%%
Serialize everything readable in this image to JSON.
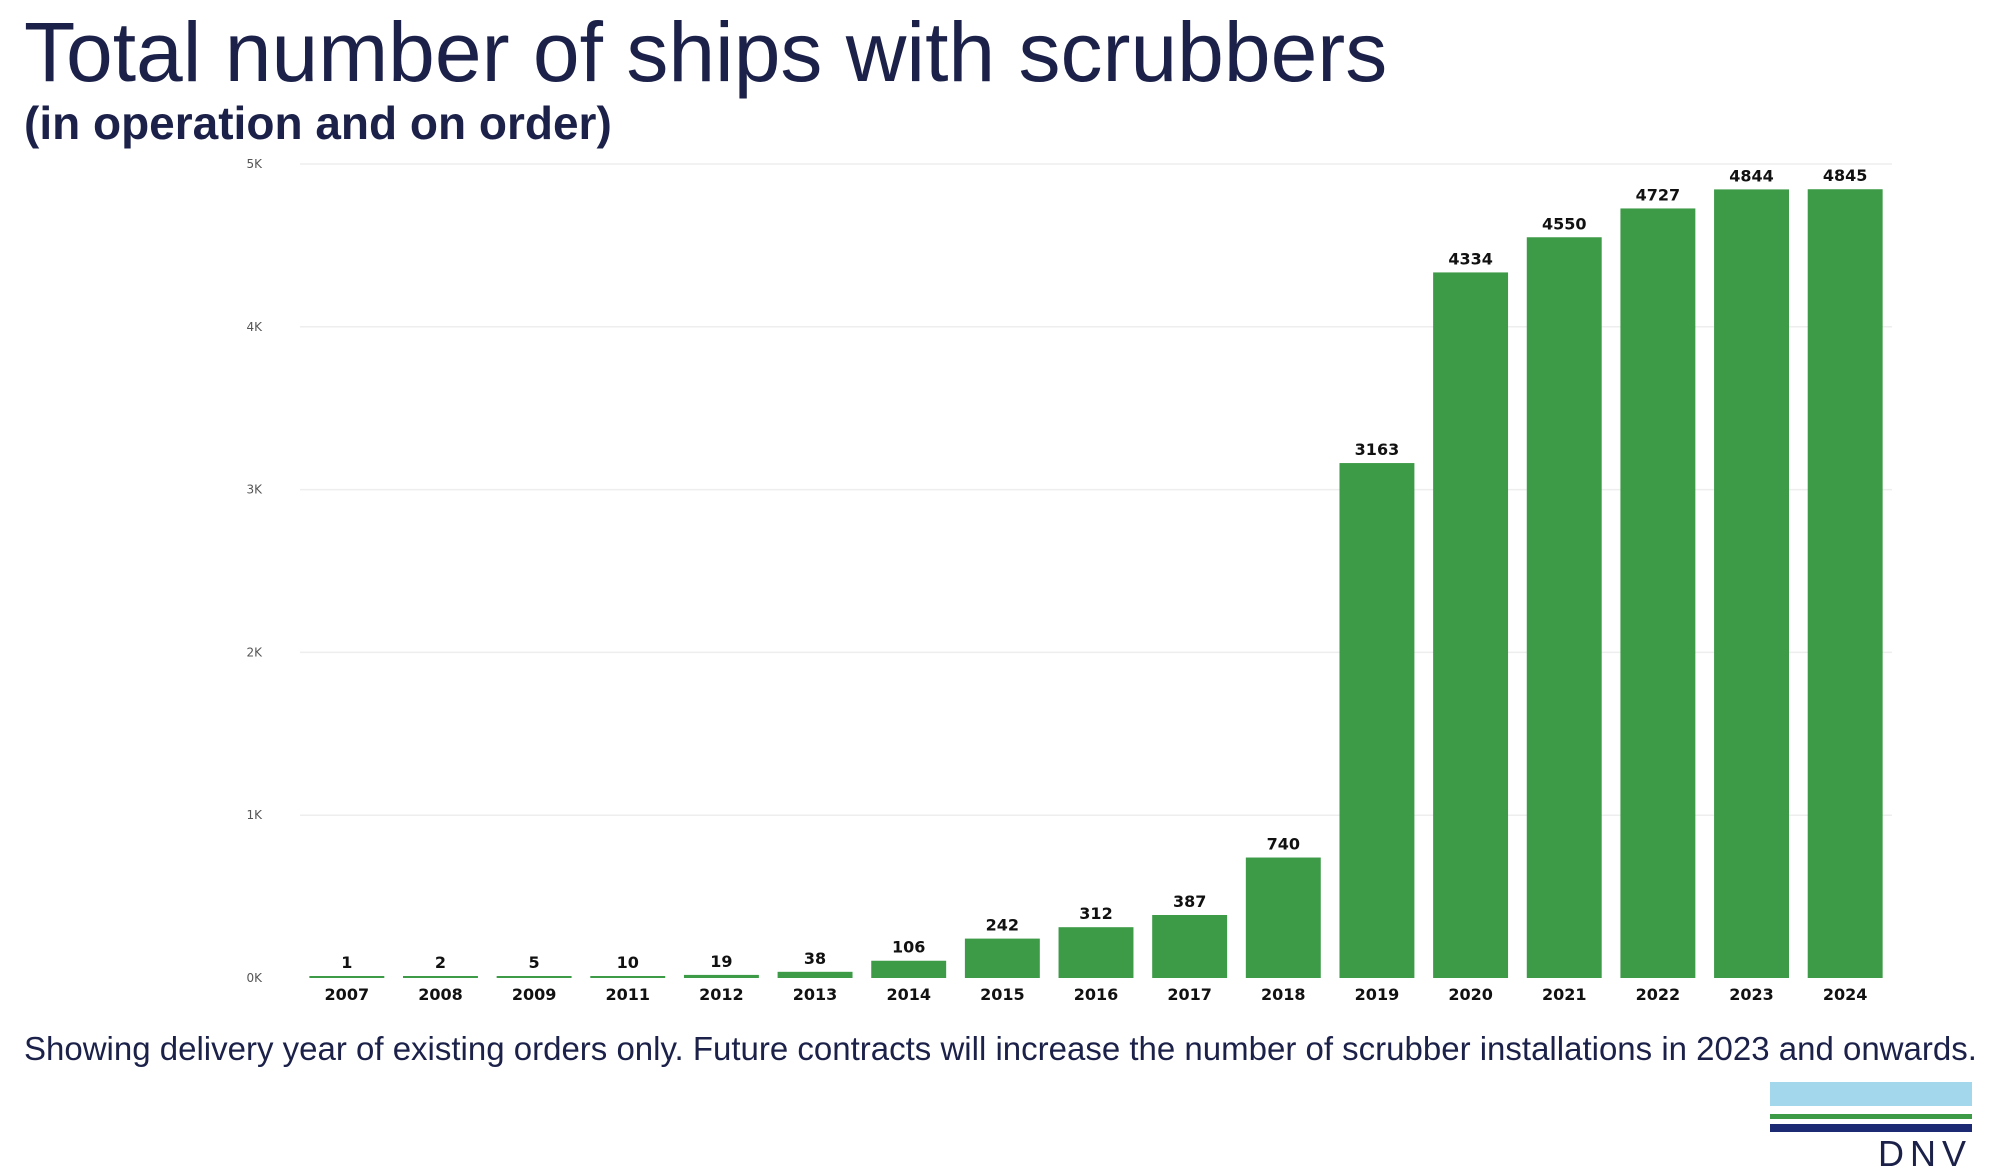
{
  "slide": {
    "title": "Total number of ships with scrubbers",
    "subtitle": "(in operation and on order)",
    "footnote": "Showing delivery year of existing orders only. Future contracts will increase the number of scrubber installations in 2023 and onwards."
  },
  "logo": {
    "text": "DNV",
    "colors": {
      "light": "#a3d7eb",
      "green": "#3d9a47",
      "navy": "#1b2a72"
    }
  },
  "chart_data": {
    "type": "bar",
    "categories": [
      "2007",
      "2008",
      "2009",
      "2011",
      "2012",
      "2013",
      "2014",
      "2015",
      "2016",
      "2017",
      "2018",
      "2019",
      "2020",
      "2021",
      "2022",
      "2023",
      "2024"
    ],
    "values": [
      1,
      2,
      5,
      10,
      19,
      38,
      106,
      242,
      312,
      387,
      740,
      3163,
      4334,
      4550,
      4727,
      4844,
      4845
    ],
    "ylim": [
      0,
      5000
    ],
    "yticks": [
      0,
      1000,
      2000,
      3000,
      4000,
      5000
    ],
    "ytick_labels": [
      "0K",
      "1K",
      "2K",
      "3K",
      "4K",
      "5K"
    ],
    "xlabel": "",
    "ylabel": "",
    "grid": true,
    "data_labels": true,
    "bar_color": "#3d9a47",
    "grid_color": "#eeeeee"
  }
}
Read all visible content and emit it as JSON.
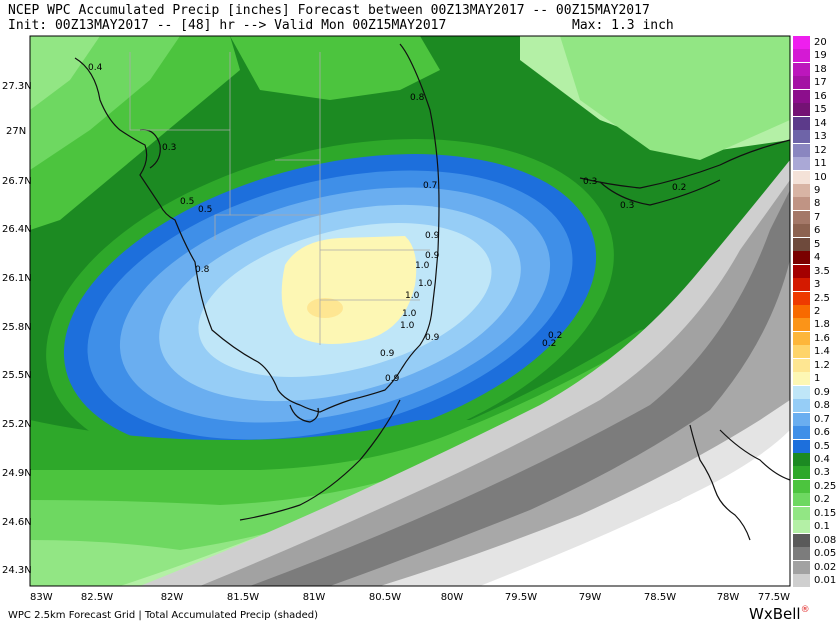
{
  "header": {
    "line1": "NCEP WPC Accumulated Precip [inches] Forecast between 00Z13MAY2017 -- 00Z15MAY2017",
    "line2": "Init: 00Z13MAY2017 -- [48] hr --> Valid Mon 00Z15MAY2017",
    "max_label": "Max: 1.3 inch"
  },
  "lat_labels": [
    "27.3N",
    "27N",
    "26.7N",
    "26.4N",
    "26.1N",
    "25.8N",
    "25.5N",
    "25.2N",
    "24.9N",
    "24.6N",
    "24.3N"
  ],
  "lon_labels": [
    "83W",
    "82.5W",
    "82W",
    "81.5W",
    "81W",
    "80.5W",
    "80W",
    "79.5W",
    "79W",
    "78.5W",
    "78W",
    "77.5W"
  ],
  "contour_labels": [
    "0.4",
    "0.3",
    "0.5",
    "0.5",
    "0.8",
    "0.7",
    "0.9",
    "0.9",
    "1.0",
    "1.0",
    "1.0",
    "1.0",
    "1.0",
    "0.9",
    "0.9",
    "0.3",
    "0.3",
    "0.2",
    "0.2",
    "0.2",
    "0.8",
    "0.9"
  ],
  "legend": [
    {
      "label": "20",
      "color": "#ee1fee"
    },
    {
      "label": "19",
      "color": "#d41ad4"
    },
    {
      "label": "18",
      "color": "#bc16bc"
    },
    {
      "label": "17",
      "color": "#a412a4"
    },
    {
      "label": "16",
      "color": "#8c0e8c"
    },
    {
      "label": "15",
      "color": "#741274"
    },
    {
      "label": "14",
      "color": "#5c3a8a"
    },
    {
      "label": "13",
      "color": "#6e64a8"
    },
    {
      "label": "12",
      "color": "#8a86c0"
    },
    {
      "label": "11",
      "color": "#aaa8d6"
    },
    {
      "label": "10",
      "color": "#f4e2d8"
    },
    {
      "label": "9",
      "color": "#d8b4a4"
    },
    {
      "label": "8",
      "color": "#c09484"
    },
    {
      "label": "7",
      "color": "#a47868"
    },
    {
      "label": "6",
      "color": "#8c6250"
    },
    {
      "label": "5",
      "color": "#6e4a3c"
    },
    {
      "label": "4",
      "color": "#7a0000"
    },
    {
      "label": "3.5",
      "color": "#a40000"
    },
    {
      "label": "3",
      "color": "#d41a00"
    },
    {
      "label": "2.5",
      "color": "#ee3a00"
    },
    {
      "label": "2",
      "color": "#f86a00"
    },
    {
      "label": "1.8",
      "color": "#fb9418"
    },
    {
      "label": "1.6",
      "color": "#fdb63a"
    },
    {
      "label": "1.4",
      "color": "#fed46a"
    },
    {
      "label": "1.2",
      "color": "#fee692"
    },
    {
      "label": "1",
      "color": "#fdf7b4"
    },
    {
      "label": "0.9",
      "color": "#bfe6f8"
    },
    {
      "label": "0.8",
      "color": "#96cdf6"
    },
    {
      "label": "0.7",
      "color": "#6aaef0"
    },
    {
      "label": "0.6",
      "color": "#3f8fe8"
    },
    {
      "label": "0.5",
      "color": "#1d6fdc"
    },
    {
      "label": "0.4",
      "color": "#1c8a22"
    },
    {
      "label": "0.3",
      "color": "#2ea82a"
    },
    {
      "label": "0.25",
      "color": "#4cc43e"
    },
    {
      "label": "0.2",
      "color": "#6ed861"
    },
    {
      "label": "0.15",
      "color": "#92e684"
    },
    {
      "label": "0.1",
      "color": "#b4f0a6"
    },
    {
      "label": "0.08",
      "color": "#5a5a5a"
    },
    {
      "label": "0.05",
      "color": "#7c7c7c"
    },
    {
      "label": "0.02",
      "color": "#a2a2a2"
    },
    {
      "label": "0.01",
      "color": "#cfcfcf"
    }
  ],
  "footer": "WPC 2.5km Forecast Grid | Total Accumulated Precip (shaded)",
  "logo": {
    "text": "WxBell",
    "mark": "®"
  }
}
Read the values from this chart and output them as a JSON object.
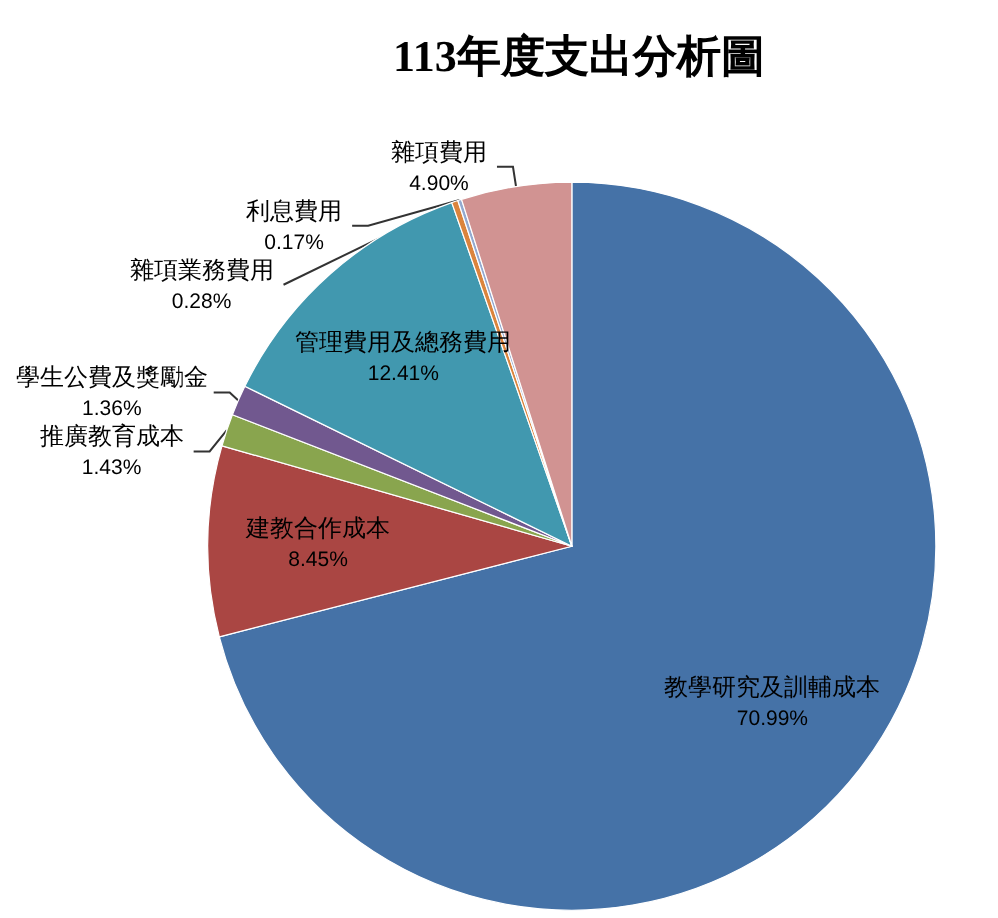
{
  "chart_data": {
    "type": "pie",
    "title": "113年度支出分析圖",
    "categories": [
      "教學研究及訓輔成本",
      "建教合作成本",
      "推廣教育成本",
      "學生公費及獎勵金",
      "管理費用及總務費用",
      "雜項業務費用",
      "利息費用",
      "雜項費用"
    ],
    "values": [
      70.99,
      8.45,
      1.43,
      1.36,
      12.41,
      0.28,
      0.17,
      4.9
    ],
    "colors": [
      "#4572a7",
      "#aa4643",
      "#89a54e",
      "#71588f",
      "#4198af",
      "#db843d",
      "#93a9cf",
      "#d19392"
    ],
    "value_labels": [
      "70.99%",
      "8.45%",
      "1.43%",
      "1.36%",
      "12.41%",
      "0.28%",
      "0.17%",
      "4.90%"
    ],
    "legend": false
  }
}
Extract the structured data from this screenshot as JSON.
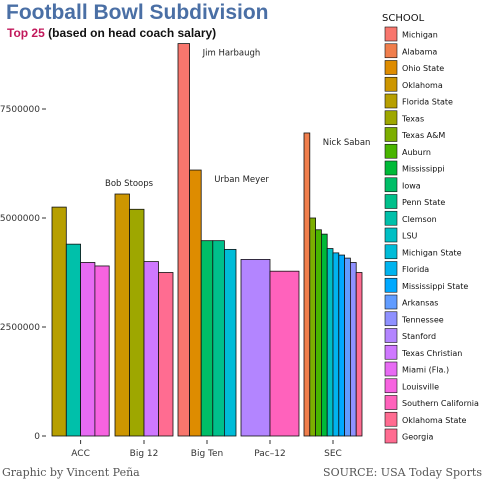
{
  "title_text": "Football Bowl Subdivision",
  "subtitle_highlight": "Top 25",
  "subtitle_rest": " (based on head coach salary)",
  "credit_left": "Graphic by Vincent Peña",
  "credit_right": "SOURCE: USA Today Sports",
  "chart_data": {
    "type": "bar",
    "title": "Football Bowl Subdivision",
    "subtitle": "Top 25 (based on head coach salary)",
    "xlabel": "",
    "ylabel": "",
    "ylim": [
      0,
      9200000
    ],
    "yticks": [
      0,
      2500000,
      5000000,
      7500000
    ],
    "ytick_labels": [
      "0",
      "2500000",
      "5000000",
      "7500000"
    ],
    "grid": false,
    "legend_title": "SCHOOL",
    "legend_position": "right",
    "categories": [
      "ACC",
      "Big 12",
      "Big Ten",
      "Pac–12",
      "SEC"
    ],
    "schools": [
      {
        "name": "Michigan",
        "color": "#F8766D"
      },
      {
        "name": "Alabama",
        "color": "#F07E4C"
      },
      {
        "name": "Ohio State",
        "color": "#DE8C00"
      },
      {
        "name": "Oklahoma",
        "color": "#CD9600"
      },
      {
        "name": "Florida State",
        "color": "#B79F00"
      },
      {
        "name": "Texas",
        "color": "#9EA700"
      },
      {
        "name": "Texas A&M",
        "color": "#7CAE00"
      },
      {
        "name": "Auburn",
        "color": "#49B500"
      },
      {
        "name": "Mississippi",
        "color": "#00BA38"
      },
      {
        "name": "Iowa",
        "color": "#00BE67"
      },
      {
        "name": "Penn State",
        "color": "#00C08B"
      },
      {
        "name": "Clemson",
        "color": "#00C0AA"
      },
      {
        "name": "LSU",
        "color": "#00BFC4"
      },
      {
        "name": "Michigan State",
        "color": "#00BCD8"
      },
      {
        "name": "Florida",
        "color": "#00B4EF"
      },
      {
        "name": "Mississippi State",
        "color": "#00A9FF"
      },
      {
        "name": "Arkansas",
        "color": "#619CFF"
      },
      {
        "name": "Tennessee",
        "color": "#8F91FF"
      },
      {
        "name": "Stanford",
        "color": "#B385FF"
      },
      {
        "name": "Texas Christian",
        "color": "#CF78FF"
      },
      {
        "name": "Miami (Fla.)",
        "color": "#E76BF3"
      },
      {
        "name": "Louisville",
        "color": "#F763E0"
      },
      {
        "name": "Southern California",
        "color": "#FF62BC"
      },
      {
        "name": "Oklahoma State",
        "color": "#FF6C91"
      },
      {
        "name": "Georgia",
        "color": "#FF6C91"
      }
    ],
    "groups": [
      {
        "conference": "ACC",
        "bars": [
          {
            "school": "Florida State",
            "value": 5250000
          },
          {
            "school": "Clemson",
            "value": 4400000
          },
          {
            "school": "Miami (Fla.)",
            "value": 3980000
          },
          {
            "school": "Louisville",
            "value": 3900000
          }
        ]
      },
      {
        "conference": "Big 12",
        "bars": [
          {
            "school": "Oklahoma",
            "value": 5550000
          },
          {
            "school": "Texas",
            "value": 5200000
          },
          {
            "school": "Texas Christian",
            "value": 4000000
          },
          {
            "school": "Oklahoma State",
            "value": 3750000
          }
        ]
      },
      {
        "conference": "Big Ten",
        "bars": [
          {
            "school": "Michigan",
            "value": 9000000
          },
          {
            "school": "Ohio State",
            "value": 6100000
          },
          {
            "school": "Iowa",
            "value": 4480000
          },
          {
            "school": "Penn State",
            "value": 4480000
          },
          {
            "school": "Michigan State",
            "value": 4280000
          }
        ]
      },
      {
        "conference": "Pac–12",
        "bars": [
          {
            "school": "Stanford",
            "value": 4050000
          },
          {
            "school": "Southern California",
            "value": 3780000
          }
        ]
      },
      {
        "conference": "SEC",
        "bars": [
          {
            "school": "Alabama",
            "value": 6950000
          },
          {
            "school": "Texas A&M",
            "value": 5000000
          },
          {
            "school": "Auburn",
            "value": 4730000
          },
          {
            "school": "Mississippi",
            "value": 4630000
          },
          {
            "school": "LSU",
            "value": 4300000
          },
          {
            "school": "Florida",
            "value": 4200000
          },
          {
            "school": "Mississippi State",
            "value": 4150000
          },
          {
            "school": "Arkansas",
            "value": 4080000
          },
          {
            "school": "Tennessee",
            "value": 3980000
          },
          {
            "school": "Georgia",
            "value": 3750000
          }
        ]
      }
    ],
    "annotations": [
      {
        "text": "Bob Stoops",
        "group": 1,
        "bar": 0
      },
      {
        "text": "Jim Harbaugh",
        "group": 2,
        "bar": 0
      },
      {
        "text": "Urban Meyer",
        "group": 2,
        "bar": 1
      },
      {
        "text": "Nick Saban",
        "group": 4,
        "bar": 0
      }
    ]
  }
}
%%
Sift through the entries and copy every line with "Football".

Answer in full
  "title_text": "Football Bowl Subdivision",
    "title": "Football Bowl Subdivision",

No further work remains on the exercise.